▸ Given problem 1
For each statement about the methanol passage, answer yes or no and quote the words from the passage that decide it. (a) CH3OH is expected to sublimate off dust grains where the temperature rises above about 90 K. (b) The synthetic spectrum was calculated with a kinetic temperature of 50 K. (c) Fig. 5 shows a spectrum for a column density ten times the upper limit.

▸ Document

####

One of the chemical results of this study is the absence of compact CH3OH emission towards all of the sources. At large scales, CH3OH is found to be in solid form with typical abundances with respect to water, CH3OH:H2O, of about 5% (Bottinelli et al. 2010; Öberg et al. 2011; Boogert et al. 2015). CH3OH is expected to sublimate off dust grains in the inner envelopes and in the protostellar discs in regions where the temperature increases above ~90 K (Brown & Bolina 2007). Such warm CH3OH has been inferred for some Class 0 sources based on single-dish observations (e.g. van Dishoeck et al. 1995; Schöier et al. 2002; Maret et al. 2005; Jørgensen et al. 2005b; Kristensen et al. 2010) and it has also been imaged with interferometers (e.g. Jørgensen et al. 2005a, 2016; Maury et al. 2014; Higuchi et al. 2018).

The absence of CH3OH line emission provides strict upper limits to the column densities of the warm gas-phase CH3OH. The upper limit to the column density is estimated using the predictions for a synthetic spectrum for methanol calculated under the assumption of LTE and adopting a kinetic temperature of 100 K and a typical line width of 5 km s−1. For the 3σ rms noise in the spectra of 13 mJy beam−1 km s−1, this corresponds to an upper limit for the column density of 5 × 1014 cm−2 (assuming that the emission fills the beam uniformly), which is more than four orders of magnitude below that of the Class 0 protostar IRAS 16293-2422 (Jørgensen et al. 2016). As an illustration, Fig. 5 shows the calculated synthetic spectrum for a column density that is higher than this by a factor of five (i.e. 2.5 × 1015 cm−2).

####

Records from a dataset
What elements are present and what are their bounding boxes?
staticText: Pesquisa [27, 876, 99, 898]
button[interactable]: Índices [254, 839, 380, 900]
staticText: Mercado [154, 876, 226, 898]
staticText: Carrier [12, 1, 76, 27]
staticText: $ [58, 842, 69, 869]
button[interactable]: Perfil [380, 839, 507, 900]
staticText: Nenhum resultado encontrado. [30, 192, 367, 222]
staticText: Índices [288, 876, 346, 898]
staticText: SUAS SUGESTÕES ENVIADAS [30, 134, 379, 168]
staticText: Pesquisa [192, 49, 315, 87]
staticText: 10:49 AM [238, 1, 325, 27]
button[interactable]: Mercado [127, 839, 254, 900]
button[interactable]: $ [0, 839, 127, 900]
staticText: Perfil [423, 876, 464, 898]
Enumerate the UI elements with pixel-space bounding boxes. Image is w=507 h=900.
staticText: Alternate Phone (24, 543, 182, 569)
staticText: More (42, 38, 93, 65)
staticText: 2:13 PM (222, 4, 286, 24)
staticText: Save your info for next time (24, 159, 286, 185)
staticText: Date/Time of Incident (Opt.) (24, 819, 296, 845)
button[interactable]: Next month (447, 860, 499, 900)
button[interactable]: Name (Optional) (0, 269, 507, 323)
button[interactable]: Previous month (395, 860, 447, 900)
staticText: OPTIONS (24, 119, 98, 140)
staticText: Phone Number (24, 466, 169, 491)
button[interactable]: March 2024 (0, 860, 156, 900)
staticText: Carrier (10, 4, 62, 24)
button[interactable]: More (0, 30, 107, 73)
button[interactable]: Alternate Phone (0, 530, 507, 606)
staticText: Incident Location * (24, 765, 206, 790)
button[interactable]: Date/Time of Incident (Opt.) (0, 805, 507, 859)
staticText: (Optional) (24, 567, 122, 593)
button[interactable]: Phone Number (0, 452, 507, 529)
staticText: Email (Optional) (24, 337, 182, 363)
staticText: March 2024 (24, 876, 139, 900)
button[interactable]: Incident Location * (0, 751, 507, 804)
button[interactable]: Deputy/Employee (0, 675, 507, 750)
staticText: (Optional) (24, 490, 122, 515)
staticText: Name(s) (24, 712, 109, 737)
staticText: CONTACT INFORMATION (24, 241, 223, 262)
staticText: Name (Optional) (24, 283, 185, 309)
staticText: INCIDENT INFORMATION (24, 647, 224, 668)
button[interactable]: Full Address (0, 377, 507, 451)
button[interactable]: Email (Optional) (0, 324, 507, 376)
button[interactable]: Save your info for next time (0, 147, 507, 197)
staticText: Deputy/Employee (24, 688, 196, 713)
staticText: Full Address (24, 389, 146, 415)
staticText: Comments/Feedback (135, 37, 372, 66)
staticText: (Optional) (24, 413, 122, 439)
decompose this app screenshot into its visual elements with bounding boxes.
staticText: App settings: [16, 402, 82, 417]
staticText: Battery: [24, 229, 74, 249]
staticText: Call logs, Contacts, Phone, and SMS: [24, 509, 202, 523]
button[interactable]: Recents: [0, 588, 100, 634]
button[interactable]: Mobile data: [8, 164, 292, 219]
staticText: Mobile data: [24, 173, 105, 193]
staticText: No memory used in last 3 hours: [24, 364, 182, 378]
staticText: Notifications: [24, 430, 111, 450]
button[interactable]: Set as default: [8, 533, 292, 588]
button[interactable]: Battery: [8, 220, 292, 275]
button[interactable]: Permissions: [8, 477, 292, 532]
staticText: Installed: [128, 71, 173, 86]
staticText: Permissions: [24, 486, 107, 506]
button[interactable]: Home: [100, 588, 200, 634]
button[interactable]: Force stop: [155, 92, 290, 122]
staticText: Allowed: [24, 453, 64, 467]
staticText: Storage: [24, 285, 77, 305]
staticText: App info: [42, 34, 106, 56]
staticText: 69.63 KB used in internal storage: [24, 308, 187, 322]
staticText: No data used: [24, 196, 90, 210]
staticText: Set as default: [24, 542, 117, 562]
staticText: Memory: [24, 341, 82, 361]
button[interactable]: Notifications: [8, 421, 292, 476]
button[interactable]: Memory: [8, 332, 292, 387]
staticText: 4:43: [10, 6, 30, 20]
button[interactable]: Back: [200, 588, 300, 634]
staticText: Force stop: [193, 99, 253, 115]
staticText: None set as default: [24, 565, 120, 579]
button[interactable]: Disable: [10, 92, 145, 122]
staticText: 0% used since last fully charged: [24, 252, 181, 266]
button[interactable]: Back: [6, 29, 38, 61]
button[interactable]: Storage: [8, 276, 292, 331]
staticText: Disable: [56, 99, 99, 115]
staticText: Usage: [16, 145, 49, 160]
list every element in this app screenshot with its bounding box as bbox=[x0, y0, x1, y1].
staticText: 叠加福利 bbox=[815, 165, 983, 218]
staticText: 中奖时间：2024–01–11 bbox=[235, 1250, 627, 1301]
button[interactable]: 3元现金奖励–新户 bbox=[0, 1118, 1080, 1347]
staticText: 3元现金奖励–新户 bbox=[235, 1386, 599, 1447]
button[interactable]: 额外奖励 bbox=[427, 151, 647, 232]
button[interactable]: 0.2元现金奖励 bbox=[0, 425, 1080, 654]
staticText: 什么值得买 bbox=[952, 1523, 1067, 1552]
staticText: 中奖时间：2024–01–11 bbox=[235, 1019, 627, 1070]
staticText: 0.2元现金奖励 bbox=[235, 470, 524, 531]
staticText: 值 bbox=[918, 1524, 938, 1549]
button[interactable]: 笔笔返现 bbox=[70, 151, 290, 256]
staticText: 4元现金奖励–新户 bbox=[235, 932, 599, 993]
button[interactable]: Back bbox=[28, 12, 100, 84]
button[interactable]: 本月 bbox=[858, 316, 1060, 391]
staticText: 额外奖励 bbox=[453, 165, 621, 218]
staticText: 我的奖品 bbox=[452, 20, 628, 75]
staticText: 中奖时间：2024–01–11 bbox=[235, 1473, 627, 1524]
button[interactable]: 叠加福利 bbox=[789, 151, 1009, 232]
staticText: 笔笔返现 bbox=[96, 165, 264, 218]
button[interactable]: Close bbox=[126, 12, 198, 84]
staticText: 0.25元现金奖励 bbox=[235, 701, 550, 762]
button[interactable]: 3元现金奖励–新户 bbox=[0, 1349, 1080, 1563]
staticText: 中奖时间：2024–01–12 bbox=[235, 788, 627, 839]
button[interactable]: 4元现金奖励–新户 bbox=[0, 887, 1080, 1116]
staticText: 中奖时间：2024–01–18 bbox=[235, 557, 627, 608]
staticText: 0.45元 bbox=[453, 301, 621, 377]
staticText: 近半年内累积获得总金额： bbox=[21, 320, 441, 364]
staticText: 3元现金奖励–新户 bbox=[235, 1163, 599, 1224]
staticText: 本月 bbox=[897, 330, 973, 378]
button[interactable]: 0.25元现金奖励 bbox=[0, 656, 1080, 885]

####

▸ Given problem 2
In the rows, switch "Perfil" to "Conta" from the first row through the line holding "button[interactable]: Email (Optional)", inclusive. Write out those lines with nothing else changed.

▸ Right answer 1
(a) Yes: "in regions where the temperature increases above ~90 K"
(b) No: "adopting a kinetic temperature of 100 K"
(c) No: "higher than this by a factor of five"

▸ Right answer 2
What elements are present and what are their bounding boxes?
staticText: Pesquisa [27, 876, 99, 898]
button[interactable]: Índices [254, 839, 380, 900]
staticText: Mercado [154, 876, 226, 898]
staticText: Carrier [12, 1, 76, 27]
staticText: $ [58, 842, 69, 869]
button[interactable]: Conta [380, 839, 507, 900]
staticText: Nenhum resultado encontrado. [30, 192, 367, 222]
staticText: Índices [288, 876, 346, 898]
staticText: SUAS SUGESTÕES ENVIADAS [30, 134, 379, 168]
staticText: Pesquisa [192, 49, 315, 87]
staticText: 10:49 AM [238, 1, 325, 27]
button[interactable]: Mercado [127, 839, 254, 900]
button[interactable]: $ [0, 839, 127, 900]
staticText: Conta [423, 876, 464, 898]
Enumerate the UI elements with pixel-space bounding boxes. Image is w=507 h=900.
staticText: Alternate Phone (24, 543, 182, 569)
staticText: More (42, 38, 93, 65)
staticText: 2:13 PM (222, 4, 286, 24)
staticText: Save your info for next time (24, 159, 286, 185)
staticText: Date/Time of Incident (Opt.) (24, 819, 296, 845)
button[interactable]: Next month (447, 860, 499, 900)
button[interactable]: Name (Optional) (0, 269, 507, 323)
button[interactable]: Previous month (395, 860, 447, 900)
staticText: OPTIONS (24, 119, 98, 140)
staticText: Phone Number (24, 466, 169, 491)
button[interactable]: March 2024 (0, 860, 156, 900)
staticText: Carrier (10, 4, 62, 24)
button[interactable]: More (0, 30, 107, 73)
button[interactable]: Alternate Phone (0, 530, 507, 606)
staticText: Incident Location * (24, 765, 206, 790)
button[interactable]: Date/Time of Incident (Opt.) (0, 805, 507, 859)
staticText: (Optional) (24, 567, 122, 593)
button[interactable]: Phone Number (0, 452, 507, 529)
staticText: Email (Optional) (24, 337, 182, 363)
staticText: March 2024 (24, 876, 139, 900)
button[interactable]: Incident Location * (0, 751, 507, 804)
button[interactable]: Deputy/Employee (0, 675, 507, 750)
staticText: (Optional) (24, 490, 122, 515)
staticText: Name(s) (24, 712, 109, 737)
staticText: CONTACT INFORMATION (24, 241, 223, 262)
staticText: Name (Optional) (24, 283, 185, 309)
staticText: INCIDENT INFORMATION (24, 647, 224, 668)
button[interactable]: Full Address (0, 377, 507, 451)
button[interactable]: Email (Optional) (0, 324, 507, 376)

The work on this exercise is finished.